(Figure dataset records)
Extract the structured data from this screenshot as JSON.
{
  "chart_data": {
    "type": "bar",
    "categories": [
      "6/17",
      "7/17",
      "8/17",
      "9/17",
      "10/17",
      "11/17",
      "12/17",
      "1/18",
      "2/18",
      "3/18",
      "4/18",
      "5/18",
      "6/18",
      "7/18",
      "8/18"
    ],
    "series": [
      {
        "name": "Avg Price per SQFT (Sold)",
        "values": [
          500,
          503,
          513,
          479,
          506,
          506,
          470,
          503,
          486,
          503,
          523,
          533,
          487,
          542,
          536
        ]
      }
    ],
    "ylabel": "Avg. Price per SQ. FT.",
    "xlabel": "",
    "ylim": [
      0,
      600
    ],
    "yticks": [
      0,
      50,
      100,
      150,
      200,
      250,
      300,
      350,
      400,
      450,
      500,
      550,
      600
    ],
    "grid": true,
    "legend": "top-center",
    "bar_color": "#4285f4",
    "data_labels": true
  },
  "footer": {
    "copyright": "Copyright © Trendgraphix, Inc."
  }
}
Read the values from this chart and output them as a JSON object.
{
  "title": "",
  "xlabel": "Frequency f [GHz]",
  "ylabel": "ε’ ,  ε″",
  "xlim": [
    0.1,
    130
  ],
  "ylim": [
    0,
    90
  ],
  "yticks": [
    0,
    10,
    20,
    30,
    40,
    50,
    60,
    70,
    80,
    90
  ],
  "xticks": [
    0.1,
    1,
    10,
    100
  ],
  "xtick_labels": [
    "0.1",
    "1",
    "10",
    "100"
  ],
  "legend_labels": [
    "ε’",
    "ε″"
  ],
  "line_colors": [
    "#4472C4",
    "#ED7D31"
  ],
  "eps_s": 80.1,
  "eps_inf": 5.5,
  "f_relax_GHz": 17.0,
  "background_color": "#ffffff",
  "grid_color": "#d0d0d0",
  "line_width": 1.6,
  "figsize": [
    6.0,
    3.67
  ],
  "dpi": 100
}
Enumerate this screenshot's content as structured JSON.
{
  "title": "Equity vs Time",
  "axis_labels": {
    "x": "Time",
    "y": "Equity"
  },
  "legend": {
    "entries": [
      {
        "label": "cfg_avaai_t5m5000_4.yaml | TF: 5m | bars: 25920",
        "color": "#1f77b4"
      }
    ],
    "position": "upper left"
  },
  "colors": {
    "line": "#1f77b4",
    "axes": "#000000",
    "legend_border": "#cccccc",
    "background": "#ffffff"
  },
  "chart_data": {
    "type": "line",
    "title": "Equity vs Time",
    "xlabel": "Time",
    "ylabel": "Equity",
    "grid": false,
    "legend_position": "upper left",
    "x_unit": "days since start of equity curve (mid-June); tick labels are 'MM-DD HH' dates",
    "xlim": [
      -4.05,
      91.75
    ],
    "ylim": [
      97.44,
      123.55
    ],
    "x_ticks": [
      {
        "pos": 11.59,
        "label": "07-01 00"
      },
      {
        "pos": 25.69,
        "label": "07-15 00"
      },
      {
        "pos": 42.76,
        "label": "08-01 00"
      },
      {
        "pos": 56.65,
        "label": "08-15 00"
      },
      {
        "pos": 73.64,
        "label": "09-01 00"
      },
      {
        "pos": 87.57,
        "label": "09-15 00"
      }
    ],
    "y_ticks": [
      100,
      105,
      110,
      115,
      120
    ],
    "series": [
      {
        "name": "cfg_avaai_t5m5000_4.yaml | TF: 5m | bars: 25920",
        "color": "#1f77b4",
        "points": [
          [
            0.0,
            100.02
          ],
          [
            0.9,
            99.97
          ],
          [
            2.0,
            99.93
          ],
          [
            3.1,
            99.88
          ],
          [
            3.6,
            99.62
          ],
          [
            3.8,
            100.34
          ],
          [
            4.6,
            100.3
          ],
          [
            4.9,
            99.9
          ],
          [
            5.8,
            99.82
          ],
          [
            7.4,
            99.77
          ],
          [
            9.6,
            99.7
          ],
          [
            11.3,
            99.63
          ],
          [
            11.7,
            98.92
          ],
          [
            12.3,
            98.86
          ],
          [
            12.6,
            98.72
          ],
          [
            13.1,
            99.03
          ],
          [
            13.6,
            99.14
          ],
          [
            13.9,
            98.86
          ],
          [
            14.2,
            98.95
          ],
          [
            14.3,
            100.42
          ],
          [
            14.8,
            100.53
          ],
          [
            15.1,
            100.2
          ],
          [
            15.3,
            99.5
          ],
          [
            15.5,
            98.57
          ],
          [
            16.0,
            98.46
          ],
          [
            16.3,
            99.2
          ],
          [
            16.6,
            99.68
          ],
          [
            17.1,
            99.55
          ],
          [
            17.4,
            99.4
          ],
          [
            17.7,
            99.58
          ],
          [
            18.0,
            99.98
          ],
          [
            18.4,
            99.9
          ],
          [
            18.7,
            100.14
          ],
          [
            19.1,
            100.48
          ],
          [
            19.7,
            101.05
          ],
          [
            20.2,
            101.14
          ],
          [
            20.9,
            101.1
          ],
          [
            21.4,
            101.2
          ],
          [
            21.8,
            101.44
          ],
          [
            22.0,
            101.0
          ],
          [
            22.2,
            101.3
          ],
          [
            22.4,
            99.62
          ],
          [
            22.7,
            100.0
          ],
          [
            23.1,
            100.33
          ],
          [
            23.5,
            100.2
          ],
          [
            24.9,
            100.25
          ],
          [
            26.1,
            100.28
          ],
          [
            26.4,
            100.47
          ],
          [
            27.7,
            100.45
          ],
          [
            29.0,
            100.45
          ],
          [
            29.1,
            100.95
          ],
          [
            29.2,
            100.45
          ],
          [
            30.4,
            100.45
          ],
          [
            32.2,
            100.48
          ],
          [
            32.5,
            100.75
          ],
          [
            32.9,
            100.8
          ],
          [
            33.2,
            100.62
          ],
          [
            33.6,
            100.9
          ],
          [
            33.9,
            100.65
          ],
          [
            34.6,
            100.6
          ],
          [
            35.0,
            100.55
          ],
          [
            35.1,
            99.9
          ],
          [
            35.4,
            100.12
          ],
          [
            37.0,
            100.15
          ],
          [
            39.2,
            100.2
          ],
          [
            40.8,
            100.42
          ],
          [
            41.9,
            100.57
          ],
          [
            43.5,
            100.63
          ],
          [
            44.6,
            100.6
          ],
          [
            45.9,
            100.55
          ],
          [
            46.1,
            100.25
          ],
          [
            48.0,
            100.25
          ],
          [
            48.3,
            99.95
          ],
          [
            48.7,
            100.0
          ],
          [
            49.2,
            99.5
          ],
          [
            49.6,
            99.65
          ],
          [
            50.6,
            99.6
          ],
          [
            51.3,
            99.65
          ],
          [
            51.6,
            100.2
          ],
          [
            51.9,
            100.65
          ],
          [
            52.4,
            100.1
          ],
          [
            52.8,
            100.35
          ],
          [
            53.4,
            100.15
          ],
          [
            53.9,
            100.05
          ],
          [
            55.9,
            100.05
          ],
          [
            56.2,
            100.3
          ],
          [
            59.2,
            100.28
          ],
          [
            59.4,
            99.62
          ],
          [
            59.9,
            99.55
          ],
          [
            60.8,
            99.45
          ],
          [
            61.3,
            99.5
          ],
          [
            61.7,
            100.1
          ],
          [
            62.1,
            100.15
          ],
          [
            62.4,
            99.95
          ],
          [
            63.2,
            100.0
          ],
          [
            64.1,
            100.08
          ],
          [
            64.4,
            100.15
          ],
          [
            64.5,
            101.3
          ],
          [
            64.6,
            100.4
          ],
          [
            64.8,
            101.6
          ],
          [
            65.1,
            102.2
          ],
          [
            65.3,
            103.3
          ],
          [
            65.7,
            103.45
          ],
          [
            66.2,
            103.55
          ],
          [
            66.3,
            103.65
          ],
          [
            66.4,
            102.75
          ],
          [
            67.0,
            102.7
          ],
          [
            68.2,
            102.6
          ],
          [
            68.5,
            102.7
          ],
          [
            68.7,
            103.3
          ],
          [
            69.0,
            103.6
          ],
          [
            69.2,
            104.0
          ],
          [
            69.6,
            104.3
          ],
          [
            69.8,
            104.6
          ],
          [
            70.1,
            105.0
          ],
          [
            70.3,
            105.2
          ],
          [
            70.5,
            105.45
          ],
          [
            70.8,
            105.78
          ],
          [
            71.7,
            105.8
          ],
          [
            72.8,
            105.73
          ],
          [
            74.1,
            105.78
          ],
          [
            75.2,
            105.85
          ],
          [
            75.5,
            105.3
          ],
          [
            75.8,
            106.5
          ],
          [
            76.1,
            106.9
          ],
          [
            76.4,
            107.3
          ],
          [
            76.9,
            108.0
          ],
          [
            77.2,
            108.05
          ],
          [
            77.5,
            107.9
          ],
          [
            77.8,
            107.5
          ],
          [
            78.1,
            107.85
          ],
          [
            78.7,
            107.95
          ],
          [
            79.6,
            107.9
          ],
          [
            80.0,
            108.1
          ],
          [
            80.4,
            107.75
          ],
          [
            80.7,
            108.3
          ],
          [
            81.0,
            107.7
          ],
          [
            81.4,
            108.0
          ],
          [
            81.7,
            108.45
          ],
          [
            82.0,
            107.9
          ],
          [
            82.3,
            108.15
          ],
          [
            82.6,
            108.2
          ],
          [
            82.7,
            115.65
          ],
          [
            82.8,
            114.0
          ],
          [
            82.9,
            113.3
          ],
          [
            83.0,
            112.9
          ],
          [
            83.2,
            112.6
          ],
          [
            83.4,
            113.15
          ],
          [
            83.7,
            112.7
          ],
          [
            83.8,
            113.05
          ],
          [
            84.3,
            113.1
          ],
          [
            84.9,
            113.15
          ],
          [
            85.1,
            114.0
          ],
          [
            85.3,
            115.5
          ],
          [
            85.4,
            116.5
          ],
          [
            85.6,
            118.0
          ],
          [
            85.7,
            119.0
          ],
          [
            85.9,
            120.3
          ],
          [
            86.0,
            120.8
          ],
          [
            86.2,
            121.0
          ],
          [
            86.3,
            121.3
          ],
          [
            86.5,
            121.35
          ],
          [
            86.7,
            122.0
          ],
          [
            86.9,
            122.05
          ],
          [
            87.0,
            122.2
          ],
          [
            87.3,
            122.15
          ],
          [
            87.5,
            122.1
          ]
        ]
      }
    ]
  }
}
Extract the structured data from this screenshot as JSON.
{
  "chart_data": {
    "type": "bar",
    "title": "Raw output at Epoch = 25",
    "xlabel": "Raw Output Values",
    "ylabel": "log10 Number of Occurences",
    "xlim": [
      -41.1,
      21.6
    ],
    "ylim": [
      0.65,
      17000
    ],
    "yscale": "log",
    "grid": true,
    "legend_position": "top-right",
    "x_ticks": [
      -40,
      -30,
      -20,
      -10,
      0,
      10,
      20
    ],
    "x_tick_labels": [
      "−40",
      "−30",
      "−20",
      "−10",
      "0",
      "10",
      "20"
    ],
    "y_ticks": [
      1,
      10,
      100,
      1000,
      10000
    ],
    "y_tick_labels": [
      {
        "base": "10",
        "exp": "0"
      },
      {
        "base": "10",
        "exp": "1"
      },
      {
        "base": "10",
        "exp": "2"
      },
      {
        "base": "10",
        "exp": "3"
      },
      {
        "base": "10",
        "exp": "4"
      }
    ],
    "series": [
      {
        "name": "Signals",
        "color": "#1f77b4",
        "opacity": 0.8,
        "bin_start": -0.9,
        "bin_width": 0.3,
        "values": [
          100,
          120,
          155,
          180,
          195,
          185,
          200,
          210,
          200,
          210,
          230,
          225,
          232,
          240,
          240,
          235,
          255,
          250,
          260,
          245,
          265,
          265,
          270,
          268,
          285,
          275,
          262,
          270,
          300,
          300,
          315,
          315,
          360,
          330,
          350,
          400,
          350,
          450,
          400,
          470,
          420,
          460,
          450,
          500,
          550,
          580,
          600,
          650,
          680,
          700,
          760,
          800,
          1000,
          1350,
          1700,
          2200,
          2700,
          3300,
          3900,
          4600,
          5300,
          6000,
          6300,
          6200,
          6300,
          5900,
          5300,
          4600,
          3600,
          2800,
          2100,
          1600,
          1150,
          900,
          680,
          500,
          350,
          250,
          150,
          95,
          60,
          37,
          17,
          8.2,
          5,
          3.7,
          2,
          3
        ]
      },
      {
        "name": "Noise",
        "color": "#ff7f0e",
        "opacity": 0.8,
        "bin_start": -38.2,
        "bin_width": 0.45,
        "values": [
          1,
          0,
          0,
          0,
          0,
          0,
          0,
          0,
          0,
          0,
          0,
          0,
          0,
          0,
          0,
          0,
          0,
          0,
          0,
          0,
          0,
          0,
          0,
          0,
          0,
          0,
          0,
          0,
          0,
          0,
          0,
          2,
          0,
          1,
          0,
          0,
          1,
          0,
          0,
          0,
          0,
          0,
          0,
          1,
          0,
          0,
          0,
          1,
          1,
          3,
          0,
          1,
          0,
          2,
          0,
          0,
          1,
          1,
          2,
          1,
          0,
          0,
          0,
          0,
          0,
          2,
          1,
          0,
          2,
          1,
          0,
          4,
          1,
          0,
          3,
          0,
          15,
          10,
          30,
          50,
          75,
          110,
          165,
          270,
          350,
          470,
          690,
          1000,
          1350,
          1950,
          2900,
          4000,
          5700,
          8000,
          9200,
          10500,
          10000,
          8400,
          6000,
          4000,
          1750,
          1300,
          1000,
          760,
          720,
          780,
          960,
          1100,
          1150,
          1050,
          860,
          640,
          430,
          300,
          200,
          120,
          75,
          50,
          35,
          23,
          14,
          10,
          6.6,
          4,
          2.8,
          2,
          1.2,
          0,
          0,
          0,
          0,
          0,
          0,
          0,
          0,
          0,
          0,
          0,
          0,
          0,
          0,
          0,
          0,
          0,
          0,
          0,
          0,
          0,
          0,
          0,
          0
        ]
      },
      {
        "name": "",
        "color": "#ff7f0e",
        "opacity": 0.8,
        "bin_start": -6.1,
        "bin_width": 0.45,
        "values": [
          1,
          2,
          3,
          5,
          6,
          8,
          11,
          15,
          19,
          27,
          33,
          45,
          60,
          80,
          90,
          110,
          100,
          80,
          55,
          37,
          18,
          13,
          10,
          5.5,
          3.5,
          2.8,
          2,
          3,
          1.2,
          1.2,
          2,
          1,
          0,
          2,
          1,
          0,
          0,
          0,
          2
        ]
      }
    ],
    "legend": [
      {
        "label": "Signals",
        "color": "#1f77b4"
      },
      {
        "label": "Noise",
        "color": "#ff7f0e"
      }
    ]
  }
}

● **Problem statement**: Extract all lines that hold the word "Price".

● **Correct response**:
        "name": "Avg Price per SQFT (Sold)",
    "ylabel": "Avg. Price per SQ. FT.",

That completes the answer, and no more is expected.